This week, I have sent a letter to my congressional representative to support the social work reinvestment act, and one to my senator to support the moratorium on off shore drilling. I have to be honest, I doubt either of them will result in "my" representatives expressing my voice. That is what is known as the tyranny of the majority. The fact of the matter is that social workers are aging out; we do not have enough social workers to meet the demand for service right now, and in a few more years, it will be even more dire. The need for social workers keeps growing, yet, we pay these people who work with the most vulnerable, most damaged, most hostile, most ill, most "fill in the blank" people among the lowest salaries of any professional. Many people probably do not even know that they are professionals: to be a social worker, one must complete a minimum of a 4 year degree, and at advanced levels, 6 or more years, and then pass a national license exam, followed by securing licensure in the state in which one lives and practices.

An issue on MissPres this week has reminded me (along with writing Senator Wicker) of my concerns about how decisions are made that affect us all, but do not benefit us all. I spent some time researching the 1979 Jackson flood, and located an article I have to read. It means I actually have to physically go to the library, but it seems that important. The article was published in 1982, and calls the flood "a public policy disaster." Given that my last publication (with my colleagues from UTA) was addressing the public policy disaster of Hurricane Katrina, I just have to read it. My guess is we have not learned anything , but I may be just in a pessimistic down turn due to the Gulf oil fiasco. I can't call it a spill--a spill is what happens when you drop the milk carton, or even crash the Exxon Valdes into the shore. A giant hole intentionally drilled without adequate precautions is not exactly an accident.

What does all of that have to do with the red-headed step child, Libby? Libby is like my canary in the coal mines. When I am getting too near the danger zones, she comes to the end of the bed and alerts me. It tends to pull me back into reality and to reassess what is important, what demands attention right now, and what just needs to take a nap. I'll let you know what the congressman and senator had to say, if I hear back from them.

To do:
A) Quote the blog post about writing to lawmakers from "What does all" up to and including "back from them.".
B) In the blog post about writing to lawmakers, what does the 1982 article call the 1979 Jackson flood?
C) Carry on the blog post about writing to lawmakers from the point where it stops.

Material provided:
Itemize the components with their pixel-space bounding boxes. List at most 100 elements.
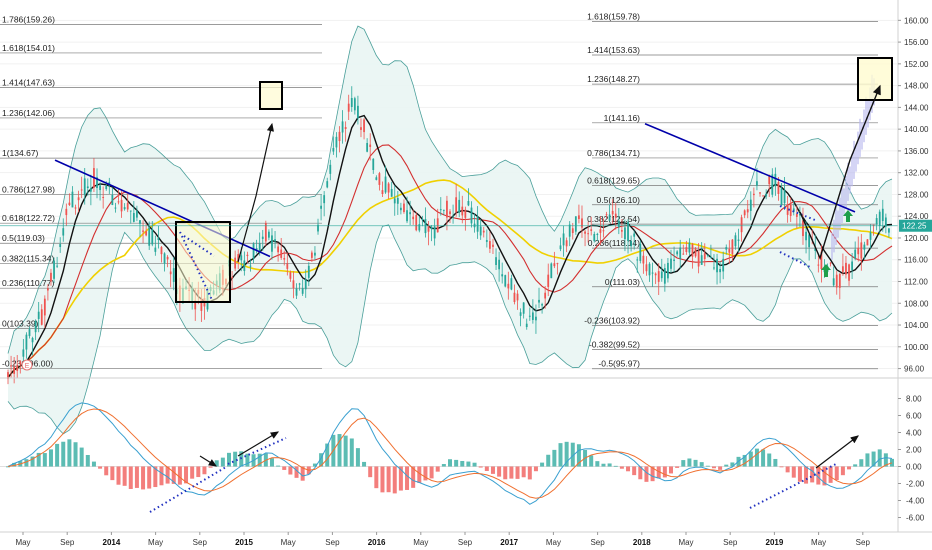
candle-body [258,243,261,252]
histogram-bar [300,466,305,481]
histogram-bar [134,466,139,488]
candle-body [139,220,141,224]
histogram-bar [441,464,446,467]
time-tick-label: 2014 [103,538,121,547]
candle-body [544,292,547,299]
osc-dotted-line [149,466,227,513]
candle-body [645,264,648,272]
candle-body [596,233,599,235]
fib-label-right: 0.786(134.71) [587,148,640,158]
oscillator-blue-line [7,402,893,505]
price-tick-label: 140.00 [904,125,929,134]
fib-label-right: -0.236(103.92) [584,315,640,325]
histogram-bar [276,465,281,467]
time-axis[interactable]: May Sep 2014 May Sep 2015 May Sep 2016 May Sep 2017… [15,532,870,547]
fib-label-left: 0.618(122.72) [2,213,55,223]
candle-body [547,274,550,287]
candle-body [10,365,12,367]
histogram-bar [380,466,385,493]
fib-label-left: 0.382(115.34) [2,253,54,263]
time-tick-label: Sep [60,538,75,547]
histogram-bar [116,466,121,485]
histogram-bar [816,466,821,485]
candle-body [163,253,166,264]
histogram-bar [417,466,422,483]
osc-tick-label: 6.00 [906,412,922,421]
candle-body [372,158,375,170]
oscillator-axis[interactable]: 8.00 6.00 4.00 2.00 0.00 -2.00 -4.00 -6.00 [898,395,925,523]
histogram-bar [386,466,391,493]
histogram-bar [767,453,772,467]
candle-body [467,200,470,206]
histogram-bar [877,449,882,467]
price-tick-label: 144.00 [904,103,929,112]
price-axis[interactable]: 160.00 156.00 152.00 148.00 144.00 140.00 136.… [898,16,932,374]
candle-body [418,224,421,231]
candle-body [562,233,565,246]
candle-body [706,254,709,256]
candle-body [449,211,451,215]
candle-body [663,268,666,284]
price-tick-label: 160.00 [904,16,929,25]
candle-body [799,213,801,216]
histogram-bar [91,461,96,467]
fib-label-right: 0.5(126.10) [597,195,641,205]
candle-body [820,251,823,270]
candle-body [47,288,49,291]
candle-body [780,188,783,206]
candle-body [314,252,316,256]
candle-body [817,264,820,266]
candle-body [624,227,626,240]
candle-body [83,178,86,195]
candle-body [40,309,43,325]
candle-body [295,288,298,296]
histogram-bar [503,466,508,480]
candle-body [194,300,197,310]
histogram-bar [257,453,262,467]
candle-body [777,182,780,194]
time-tick-label: 2017 [500,538,518,547]
candle-body [648,263,651,276]
sma-yellow-line [7,179,893,379]
candle-body [240,255,243,261]
histogram-bar [761,449,766,467]
candle-body [479,226,482,236]
histogram-bar [343,435,348,467]
candle-body [642,255,645,264]
candle-body [317,224,319,232]
candle-body [485,240,488,242]
candle-body [783,190,786,204]
histogram-bar [405,466,410,490]
histogram-bar [202,466,207,475]
osc-dotted-line [227,437,287,465]
candle-body [378,173,381,185]
histogram-bar [576,444,581,467]
histogram-bar [282,466,287,470]
candle-body [102,196,105,198]
candle-body [283,258,286,260]
candle-body [550,263,553,279]
candle-body [667,262,669,279]
candle-body [679,247,682,259]
candle-body [581,218,583,228]
candle-body [433,226,436,239]
histogram-bar [171,466,176,484]
candle-body [237,254,240,262]
histogram-bar [362,461,367,467]
candle-body [857,247,860,255]
trendline-right [644,122,856,213]
histogram-bar [208,466,213,468]
candle-body [292,280,295,288]
candle-body [157,238,160,241]
histogram-bar [865,453,870,467]
fib-label-right: -0.382(99.52) [589,339,640,349]
histogram-bar [675,466,680,468]
candle-body [169,271,172,275]
candle-body [489,241,491,249]
current-price-label: 122.25 [902,222,927,231]
current-price-badge [899,219,932,232]
dotted-line [183,235,215,257]
price-tick-label: 120.00 [904,234,929,243]
fib-label-left: 0.786(127.98) [2,185,55,195]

Response list:
A)
What does all of that have to do with the red-headed step child, Libby? Libby is like my canary in the coal mines. When I am getting too near the danger zones, she comes to the end of the bed and alerts me. It tends to pull me back into reality and to reassess what is important, what demands attention right now, and what just needs to take a nap. I'll let you know what the congressman and senator had to say, if I hear back from them.

B) It calls the flood "a public policy disaster."

C)
Tuesday, June 22, 2010

St. Charles Cabinetry and famous architects

I have become enamored of technochic in recent years, and though I have not yet taken the plunge, it's coming. I am in the process of downsizing and simplifying my life and my possessions. I want clean lines and clean materials, and the appeal of stainless steel is overwhelming with 4 dogs in the house.

I recently ran across an ad in Food and Wine on vintage chic and it carried a picture of metal cabinets with the caption "St. Charles recently relaunched its colorful metal cabinets, a favorite of architect Miles van der Rohe's." First, who was Miles van der Rohe, and second, why did he love St. Charles cabinets? Van der Rohe was called one of the most important architects of the 20th century, creating "visionary products" using glass and steel. He designed Farnsworth House, in Illinois, and installed St. Charles cabinets. While the versions depicted in that house were very simple, the newly relaunched designs seem to combine the clean aesthetics with modern functional design; the result is stunning. See the gallery of photos here. (http://www.stcharlescabinets.com/index.php).

St. Charles cabinets were also featured in some of Frank Lloyd Wright's designs.

St. Charles was acquired by the Viking Range corporation, headquartered in Greenwood, Mississippi. They just relaunched the range in 2007, after stopping production in 2004 to work on new designs. These babies are a far cry from the old metal cabinets churned out by Montgomery Ward and Sears in the 40s and 50s. I still admit to a certain nostalgia about them as well, and especially those that had a porcelain sink with an integrated drainboard on either side. We had one of those in the house I lived in from age 5-7. The first house that Rand and I moved into together had blue metal cabinets in the kitchen. I always felt like Lucille Ball walking in each morning in my pale robin's egg blue bathrobe, though there was the slight difference of not being in a high rise in New York.

Right after I finish the hall bathroom remodel (ETA July 5), the kitchen is next. I want those St. Charles cabinets.

Friday, June 18, 2010

More Lafayette, Yalobusha, and a little Calhoun

I woke at 5 this morning, unable to return to sleep. It seemed like a good day to finish the list of historical places I compiled yesterday. Randy always says I will do anything to postpone my real work.
Orrwood is not in the GPS system, so I had to use Google to locate the general area as I had no street address. Many curving roads and wrong turns later, I finally found the Sand Spring Presbyterian Church. Records differ as to Spring or Springs, and whether it is Orrwood or Orwood. The cemetery sign says Orrwood, and it was supposedly named after the Orr family, so I am going with the double r spelling.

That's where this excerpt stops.